=== STATED PROBLEM ===
Leave the pictures out, and retype all of the material exactly as written.
******
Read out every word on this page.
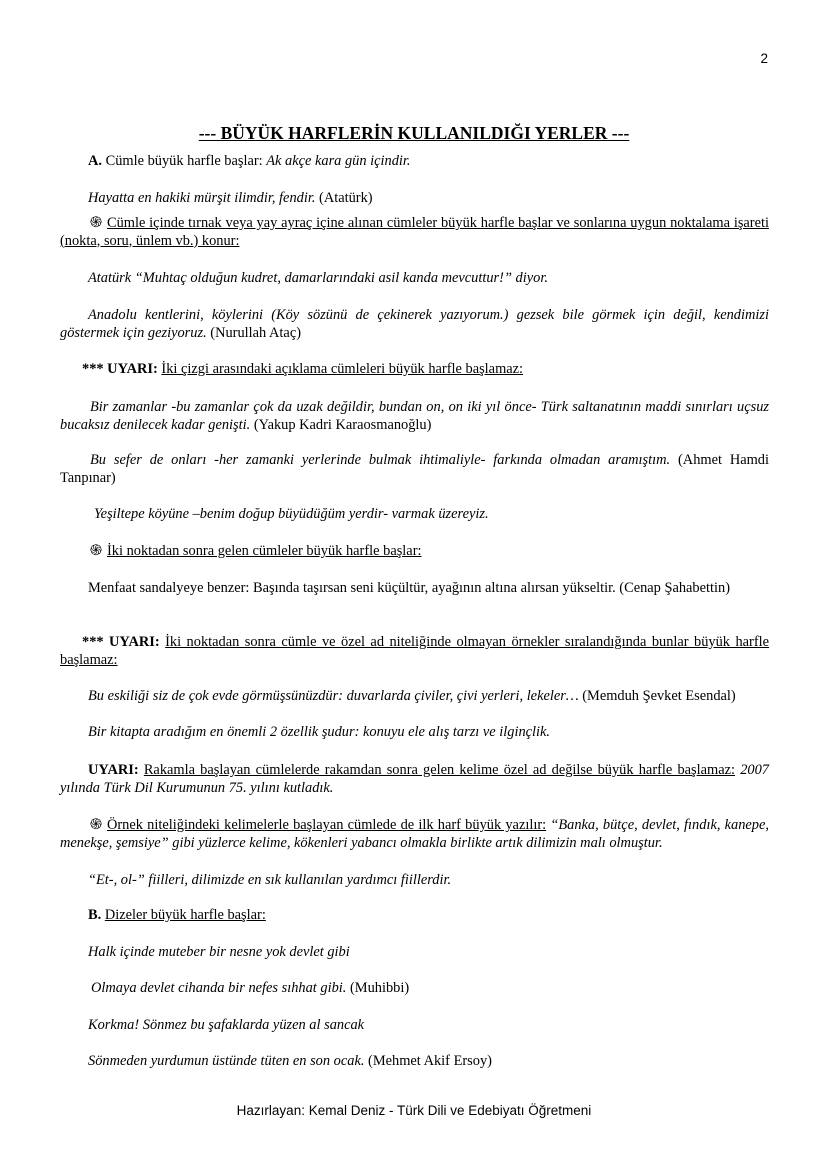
2
--- BÜYÜK HARFLERİN KULLANILDIĞI YERLER ---
A. Cümle büyük harfle başlar: Ak akçe kara gün içindir.
Hayatta en hakiki mürşit ilimdir, fendir. (Atatürk)
֍ Cümle içinde tırnak veya yay ayraç içine alınan cümleler büyük harfle başlar ve sonlarına uygun noktalama işareti (nokta, soru, ünlem vb.) konur:
Atatürk “Muhtaç olduğun kudret, damarlarındaki asil kanda mevcuttur!” diyor.
Anadolu kentlerini, köylerini (Köy sözünü de çekinerek yazıyorum.) gezsek bile görmek için değil, kendimizi göstermek için geziyoruz. (Nurullah Ataç)
*** UYARI: İki çizgi arasındaki açıklama cümleleri büyük harfle başlamaz:
Bir zamanlar -bu zamanlar çok da uzak değildir, bundan on, on iki yıl önce- Türk saltanatının maddi sınırları uçsuz bucaksız denilecek kadar genişti. (Yakup Kadri Karaosmanoğlu)
Bu sefer de onları -her zamanki yerlerinde bulmak ihtimaliyle- farkında olmadan aramıştım. (Ahmet Hamdi Tanpınar)
Yeşiltepe köyüne –benim doğup büyüdüğüm yerdir- varmak üzereyiz.
֍ İki noktadan sonra gelen cümleler büyük harfle başlar:
Menfaat sandalyeye benzer: Başında taşırsan seni küçültür, ayağının altına alırsan yükseltir. (Cenap Şahabettin)
*** UYARI: İki noktadan sonra cümle ve özel ad niteliğinde olmayan örnekler sıralandığında bunlar büyük harfle başlamaz:
Bu eskiliği siz de çok evde görmüşsünüzdür: duvarlarda çiviler, çivi yerleri, lekeler… (Memduh Şevket Esendal)
Bir kitapta aradığım en önemli 2 özellik şudur: konuyu ele alış tarzı ve ilginçlik.
UYARI: Rakamla başlayan cümlelerde rakamdan sonra gelen kelime özel ad değilse büyük harfle başlamaz: 2007 yılında Türk Dil Kurumunun 75. yılını kutladık.
֍ Örnek niteliğindeki kelimelerle başlayan cümlede de ilk harf büyük yazılır: “Banka, bütçe, devlet, fındık, kanepe, menekşe, şemsiye” gibi yüzlerce kelime, kökenleri yabancı olmakla birlikte artık dilimizin malı olmuştur.
“Et-, ol-” fiilleri, dilimizde en sık kullanılan yardımcı fiillerdir.
B. Dizeler büyük harfle başlar:
Halk içinde muteber bir nesne yok devlet gibi
Olmaya devlet cihanda bir nefes sıhhat gibi. (Muhibbi)
Korkma! Sönmez bu şafaklarda yüzen al sancak
Sönmeden yurdumun üstünde tüten en son ocak. (Mehmet Akif Ersoy)
Hazırlayan: Kemal Deniz - Türk Dili ve Edebiyatı Öğretmeni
******
=== EXERCISE ANSWER ===
Read out every word on this page.
2
--- BÜYÜK HARFLERİN KULLANILDIĞI YERLER ---
A. Cümle büyük harfle başlar: Ak akçe kara gün içindir.
Hayatta en hakiki mürşit ilimdir, fendir. (Atatürk)
֍ Cümle içinde tırnak veya yay ayraç içine alınan cümleler büyük harfle başlar ve sonlarına uygun noktalama işareti (nokta, soru, ünlem vb.) konur:
Atatürk “Muhtaç olduğun kudret, damarlarındaki asil kanda mevcuttur!” diyor.
Anadolu kentlerini, köylerini (Köy sözünü de çekinerek yazıyorum.) gezsek bile görmek için değil, kendimizi göstermek için geziyoruz. (Nurullah Ataç)
*** UYARI: İki çizgi arasındaki açıklama cümleleri büyük harfle başlamaz:
Bir zamanlar -bu zamanlar çok da uzak değildir, bundan on, on iki yıl önce- Türk saltanatının maddi sınırları uçsuz bucaksız denilecek kadar genişti. (Yakup Kadri Karaosmanoğlu)
Bu sefer de onları -her zamanki yerlerinde bulmak ihtimaliyle- farkında olmadan aramıştım. (Ahmet Hamdi Tanpınar)
Yeşiltepe köyüne –benim doğup büyüdüğüm yerdir- varmak üzereyiz.
֍ İki noktadan sonra gelen cümleler büyük harfle başlar:
Menfaat sandalyeye benzer: Başında taşırsan seni küçültür, ayağının altına alırsan yükseltir. (Cenap Şahabettin)
*** UYARI: İki noktadan sonra cümle ve özel ad niteliğinde olmayan örnekler sıralandığında bunlar büyük harfle başlamaz:
Bu eskiliği siz de çok evde görmüşsünüzdür: duvarlarda çiviler, çivi yerleri, lekeler… (Memduh Şevket Esendal)
Bir kitapta aradığım en önemli 2 özellik şudur: konuyu ele alış tarzı ve ilginçlik.
UYARI: Rakamla başlayan cümlelerde rakamdan sonra gelen kelime özel ad değilse büyük harfle başlamaz: 2007 yılında Türk Dil Kurumunun 75. yılını kutladık.
֍ Örnek niteliğindeki kelimelerle başlayan cümlede de ilk harf büyük yazılır: “Banka, bütçe, devlet, fındık, kanepe, menekşe, şemsiye” gibi yüzlerce kelime, kökenleri yabancı olmakla birlikte artık dilimizin malı olmuştur.
“Et-, ol-” fiilleri, dilimizde en sık kullanılan yardımcı fiillerdir.
B. Dizeler büyük harfle başlar:
Halk içinde muteber bir nesne yok devlet gibi
Olmaya devlet cihanda bir nefes sıhhat gibi. (Muhibbi)
Korkma! Sönmez bu şafaklarda yüzen al sancak
Sönmeden yurdumun üstünde tüten en son ocak. (Mehmet Akif Ersoy)
Hazırlayan: Kemal Deniz - Türk Dili ve Edebiyatı Öğretmeni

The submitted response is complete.